== Dataset records ==
========================================================================
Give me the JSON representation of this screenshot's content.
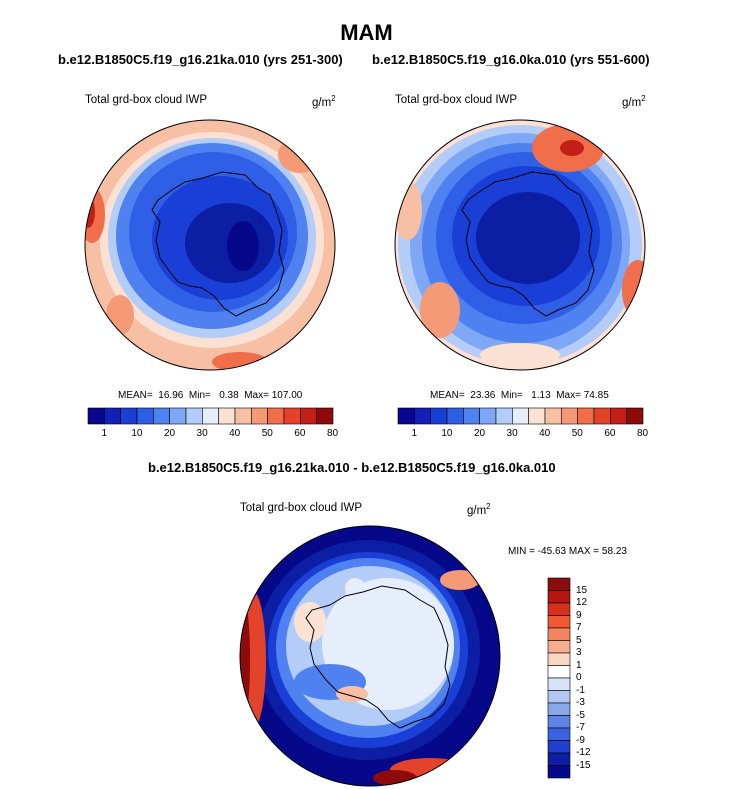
{
  "title": "MAM",
  "panels": [
    {
      "case_title": "b.e12.B1850C5.f19_g16.21ka.010 (yrs 251-300)",
      "variable_label": "Total grd-box cloud IWP",
      "units": "g/m",
      "units_exp": "2",
      "mean_label": "MEAN=",
      "mean": "16.96",
      "min_label": "Min=",
      "min": "0.38",
      "max_label": "Max=",
      "max": "107.00"
    },
    {
      "case_title": "b.e12.B1850C5.f19_g16.0ka.010 (yrs 551-600)",
      "variable_label": "Total grd-box cloud IWP",
      "units": "g/m",
      "units_exp": "2",
      "mean_label": "MEAN=",
      "mean": "23.36",
      "min_label": "Min=",
      "min": "1.13",
      "max_label": "Max=",
      "max": "74.85"
    }
  ],
  "diff_panel": {
    "case_title": "b.e12.B1850C5.f19_g16.21ka.010 - b.e12.B1850C5.f19_g16.0ka.010",
    "variable_label": "Total grd-box cloud IWP",
    "units": "g/m",
    "units_exp": "2",
    "minmax_text": "MIN = -45.63 MAX =  58.23"
  },
  "colorbar_abs": {
    "colors": [
      "#08068f",
      "#1020b8",
      "#1a3fd6",
      "#2f5fe6",
      "#4f82f0",
      "#7ea8f5",
      "#b4cdf8",
      "#e6eefb",
      "#fbe1d4",
      "#f7c0a5",
      "#f59a77",
      "#f06e4a",
      "#e2432a",
      "#c21f16",
      "#8f0a0a"
    ],
    "labels": [
      "1",
      "10",
      "20",
      "30",
      "40",
      "50",
      "60",
      "80"
    ]
  },
  "colorbar_diff": {
    "colors": [
      "#8a0e0e",
      "#b5160f",
      "#d8301a",
      "#ee5a33",
      "#f38660",
      "#f6ae8e",
      "#f9d6c3",
      "#ffffff",
      "#d6e3f8",
      "#b2c8f3",
      "#8aa8ec",
      "#5f84e6",
      "#3b63e0",
      "#1f3fcf",
      "#0c1ea4",
      "#06088a"
    ],
    "labels": [
      "15",
      "12",
      "9",
      "7",
      "5",
      "3",
      "1",
      "0",
      "-1",
      "-3",
      "-5",
      "-7",
      "-9",
      "-12",
      "-15"
    ]
  },
  "map_colors": {
    "deep": "#06088a",
    "blue1": "#0c1ea4",
    "blue2": "#1a3fd6",
    "blue3": "#2f5fe6",
    "blue4": "#4f82f0",
    "blue5": "#7ea8f5",
    "blue6": "#b4cdf8",
    "pale": "#e6eefb",
    "pink1": "#fbe1d4",
    "pink2": "#f7c0a5",
    "orange1": "#f59a77",
    "orange2": "#f06e4a",
    "red1": "#e2432a",
    "red2": "#c21f16",
    "dark_red": "#8f0a0a"
  },
  "chart_data": [
    {
      "type": "heatmap",
      "projection": "south polar stereographic",
      "title": "b.e12.B1850C5.f19_g16.21ka.010 (yrs 251-300)",
      "variable": "Total grd-box cloud IWP",
      "units": "g/m2",
      "season": "MAM",
      "stats": {
        "mean": 16.96,
        "min": 0.38,
        "max": 107.0
      },
      "levels": [
        1,
        10,
        20,
        30,
        40,
        50,
        60,
        80
      ]
    },
    {
      "type": "heatmap",
      "projection": "south polar stereographic",
      "title": "b.e12.B1850C5.f19_g16.0ka.010 (yrs 551-600)",
      "variable": "Total grd-box cloud IWP",
      "units": "g/m2",
      "season": "MAM",
      "stats": {
        "mean": 23.36,
        "min": 1.13,
        "max": 74.85
      },
      "levels": [
        1,
        10,
        20,
        30,
        40,
        50,
        60,
        80
      ]
    },
    {
      "type": "heatmap",
      "projection": "south polar stereographic",
      "title": "b.e12.B1850C5.f19_g16.21ka.010 - b.e12.B1850C5.f19_g16.0ka.010",
      "variable": "Total grd-box cloud IWP",
      "units": "g/m2",
      "stats": {
        "min": -45.63,
        "max": 58.23
      },
      "levels": [
        -15,
        -12,
        -9,
        -7,
        -5,
        -3,
        -1,
        0,
        1,
        3,
        5,
        7,
        9,
        12,
        15
      ]
    }
  ]
}
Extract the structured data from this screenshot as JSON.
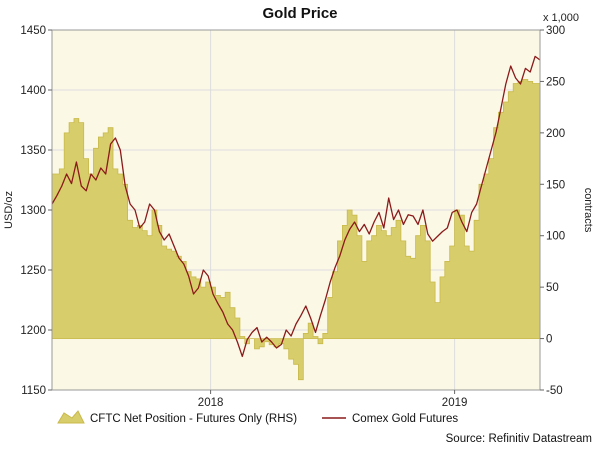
{
  "chart_data": {
    "type": "area+line",
    "title": "Gold Price",
    "ylabel_left": "USD/oz",
    "ylabel_right": "contracts",
    "right_multiplier": "x 1,000",
    "source": "Source: Refinitiv Datastream",
    "colors": {
      "area_fill": "#d8cd6b",
      "area_edge": "#c8b94a",
      "line": "#8b1a1a",
      "plot_bg": "#fbf8e6",
      "grid": "#dddddd"
    },
    "ylim_left": [
      1150,
      1450
    ],
    "left_ticks": [
      "1450",
      "1400",
      "1350",
      "1300",
      "1250",
      "1200",
      "1150"
    ],
    "left_tick_values": [
      1450,
      1400,
      1350,
      1300,
      1250,
      1200,
      1150
    ],
    "ylim_right": [
      -50,
      300
    ],
    "right_ticks": [
      "300",
      "250",
      "200",
      "150",
      "100",
      "50",
      "0",
      "-50"
    ],
    "right_tick_values": [
      300,
      250,
      200,
      150,
      100,
      50,
      0,
      -50
    ],
    "xlim": [
      2017.35,
      2019.35
    ],
    "x_ticks": [
      {
        "label": "2018",
        "value": 2018.0
      },
      {
        "label": "2019",
        "value": 2019.0
      }
    ],
    "series": [
      {
        "name": "CFTC Net Position - Futures Only (RHS)",
        "kind": "step-area",
        "axis": "right",
        "points": [
          [
            2017.35,
            160
          ],
          [
            2017.38,
            165
          ],
          [
            2017.4,
            200
          ],
          [
            2017.42,
            210
          ],
          [
            2017.44,
            214
          ],
          [
            2017.46,
            210
          ],
          [
            2017.48,
            175
          ],
          [
            2017.5,
            160
          ],
          [
            2017.52,
            185
          ],
          [
            2017.54,
            196
          ],
          [
            2017.56,
            200
          ],
          [
            2017.58,
            205
          ],
          [
            2017.6,
            165
          ],
          [
            2017.62,
            160
          ],
          [
            2017.64,
            150
          ],
          [
            2017.66,
            115
          ],
          [
            2017.68,
            108
          ],
          [
            2017.7,
            110
          ],
          [
            2017.72,
            105
          ],
          [
            2017.74,
            100
          ],
          [
            2017.76,
            125
          ],
          [
            2017.78,
            110
          ],
          [
            2017.8,
            90
          ],
          [
            2017.82,
            87
          ],
          [
            2017.84,
            85
          ],
          [
            2017.86,
            80
          ],
          [
            2017.88,
            75
          ],
          [
            2017.9,
            65
          ],
          [
            2017.92,
            60
          ],
          [
            2017.94,
            58
          ],
          [
            2017.96,
            50
          ],
          [
            2017.98,
            55
          ],
          [
            2018.0,
            50
          ],
          [
            2018.02,
            42
          ],
          [
            2018.04,
            40
          ],
          [
            2018.06,
            45
          ],
          [
            2018.08,
            30
          ],
          [
            2018.1,
            20
          ],
          [
            2018.12,
            2
          ],
          [
            2018.14,
            -5
          ],
          [
            2018.16,
            0
          ],
          [
            2018.18,
            -10
          ],
          [
            2018.2,
            -8
          ],
          [
            2018.22,
            -3
          ],
          [
            2018.24,
            -6
          ],
          [
            2018.26,
            -8
          ],
          [
            2018.28,
            -5
          ],
          [
            2018.3,
            -10
          ],
          [
            2018.32,
            -20
          ],
          [
            2018.34,
            -25
          ],
          [
            2018.36,
            -40
          ],
          [
            2018.38,
            5
          ],
          [
            2018.4,
            15
          ],
          [
            2018.42,
            2
          ],
          [
            2018.44,
            -5
          ],
          [
            2018.46,
            5
          ],
          [
            2018.48,
            40
          ],
          [
            2018.5,
            65
          ],
          [
            2018.52,
            95
          ],
          [
            2018.54,
            110
          ],
          [
            2018.56,
            125
          ],
          [
            2018.58,
            120
          ],
          [
            2018.6,
            100
          ],
          [
            2018.62,
            75
          ],
          [
            2018.64,
            95
          ],
          [
            2018.66,
            100
          ],
          [
            2018.68,
            110
          ],
          [
            2018.7,
            105
          ],
          [
            2018.72,
            100
          ],
          [
            2018.74,
            108
          ],
          [
            2018.76,
            115
          ],
          [
            2018.78,
            95
          ],
          [
            2018.8,
            80
          ],
          [
            2018.82,
            78
          ],
          [
            2018.84,
            100
          ],
          [
            2018.86,
            110
          ],
          [
            2018.88,
            95
          ],
          [
            2018.9,
            55
          ],
          [
            2018.92,
            35
          ],
          [
            2018.94,
            60
          ],
          [
            2018.96,
            75
          ],
          [
            2018.98,
            90
          ],
          [
            2019.0,
            125
          ],
          [
            2019.02,
            120
          ],
          [
            2019.04,
            90
          ],
          [
            2019.06,
            85
          ],
          [
            2019.08,
            115
          ],
          [
            2019.1,
            150
          ],
          [
            2019.12,
            160
          ],
          [
            2019.14,
            175
          ],
          [
            2019.16,
            205
          ],
          [
            2019.18,
            220
          ],
          [
            2019.2,
            230
          ],
          [
            2019.22,
            240
          ],
          [
            2019.24,
            248
          ],
          [
            2019.26,
            250
          ],
          [
            2019.28,
            252
          ],
          [
            2019.3,
            250
          ],
          [
            2019.32,
            248
          ],
          [
            2019.35,
            248
          ]
        ]
      },
      {
        "name": "Comex Gold Futures",
        "kind": "line",
        "axis": "left",
        "points": [
          [
            2017.35,
            1305
          ],
          [
            2017.37,
            1312
          ],
          [
            2017.39,
            1320
          ],
          [
            2017.41,
            1330
          ],
          [
            2017.43,
            1322
          ],
          [
            2017.45,
            1340
          ],
          [
            2017.47,
            1320
          ],
          [
            2017.49,
            1316
          ],
          [
            2017.51,
            1330
          ],
          [
            2017.53,
            1325
          ],
          [
            2017.55,
            1335
          ],
          [
            2017.57,
            1330
          ],
          [
            2017.59,
            1355
          ],
          [
            2017.61,
            1360
          ],
          [
            2017.63,
            1350
          ],
          [
            2017.65,
            1320
          ],
          [
            2017.67,
            1305
          ],
          [
            2017.69,
            1300
          ],
          [
            2017.71,
            1285
          ],
          [
            2017.73,
            1290
          ],
          [
            2017.75,
            1305
          ],
          [
            2017.77,
            1300
          ],
          [
            2017.79,
            1282
          ],
          [
            2017.81,
            1275
          ],
          [
            2017.83,
            1280
          ],
          [
            2017.85,
            1270
          ],
          [
            2017.87,
            1260
          ],
          [
            2017.89,
            1255
          ],
          [
            2017.91,
            1245
          ],
          [
            2017.93,
            1230
          ],
          [
            2017.95,
            1235
          ],
          [
            2017.97,
            1250
          ],
          [
            2017.99,
            1245
          ],
          [
            2018.01,
            1230
          ],
          [
            2018.03,
            1222
          ],
          [
            2018.05,
            1215
          ],
          [
            2018.07,
            1205
          ],
          [
            2018.09,
            1200
          ],
          [
            2018.11,
            1190
          ],
          [
            2018.13,
            1178
          ],
          [
            2018.15,
            1192
          ],
          [
            2018.17,
            1198
          ],
          [
            2018.19,
            1202
          ],
          [
            2018.21,
            1190
          ],
          [
            2018.23,
            1194
          ],
          [
            2018.25,
            1190
          ],
          [
            2018.27,
            1185
          ],
          [
            2018.29,
            1188
          ],
          [
            2018.31,
            1200
          ],
          [
            2018.33,
            1195
          ],
          [
            2018.35,
            1205
          ],
          [
            2018.37,
            1212
          ],
          [
            2018.39,
            1220
          ],
          [
            2018.41,
            1210
          ],
          [
            2018.43,
            1198
          ],
          [
            2018.45,
            1212
          ],
          [
            2018.47,
            1225
          ],
          [
            2018.49,
            1240
          ],
          [
            2018.51,
            1252
          ],
          [
            2018.53,
            1262
          ],
          [
            2018.55,
            1275
          ],
          [
            2018.57,
            1284
          ],
          [
            2018.59,
            1290
          ],
          [
            2018.61,
            1282
          ],
          [
            2018.63,
            1288
          ],
          [
            2018.65,
            1280
          ],
          [
            2018.67,
            1290
          ],
          [
            2018.69,
            1298
          ],
          [
            2018.71,
            1285
          ],
          [
            2018.73,
            1310
          ],
          [
            2018.75,
            1292
          ],
          [
            2018.77,
            1300
          ],
          [
            2018.79,
            1288
          ],
          [
            2018.81,
            1296
          ],
          [
            2018.83,
            1295
          ],
          [
            2018.85,
            1288
          ],
          [
            2018.87,
            1300
          ],
          [
            2018.89,
            1280
          ],
          [
            2018.91,
            1274
          ],
          [
            2018.93,
            1278
          ],
          [
            2018.95,
            1282
          ],
          [
            2018.97,
            1285
          ],
          [
            2018.99,
            1298
          ],
          [
            2019.01,
            1300
          ],
          [
            2019.03,
            1290
          ],
          [
            2019.05,
            1282
          ],
          [
            2019.07,
            1298
          ],
          [
            2019.09,
            1305
          ],
          [
            2019.11,
            1320
          ],
          [
            2019.13,
            1335
          ],
          [
            2019.15,
            1350
          ],
          [
            2019.17,
            1365
          ],
          [
            2019.19,
            1385
          ],
          [
            2019.21,
            1405
          ],
          [
            2019.23,
            1420
          ],
          [
            2019.25,
            1410
          ],
          [
            2019.27,
            1405
          ],
          [
            2019.29,
            1418
          ],
          [
            2019.31,
            1415
          ],
          [
            2019.33,
            1428
          ],
          [
            2019.35,
            1425
          ]
        ]
      }
    ],
    "legend": [
      {
        "label": "CFTC Net Position - Futures Only (RHS)",
        "swatch": "area"
      },
      {
        "label": "Comex Gold Futures",
        "swatch": "line"
      }
    ]
  }
}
========================================================================
== Do this ==
Copy each line holding the word "screenshot" from the listing above.

== Written response ==
Give me the JSON representation of this screenshot's content.
Extract the structured data from this screenshot as JSON.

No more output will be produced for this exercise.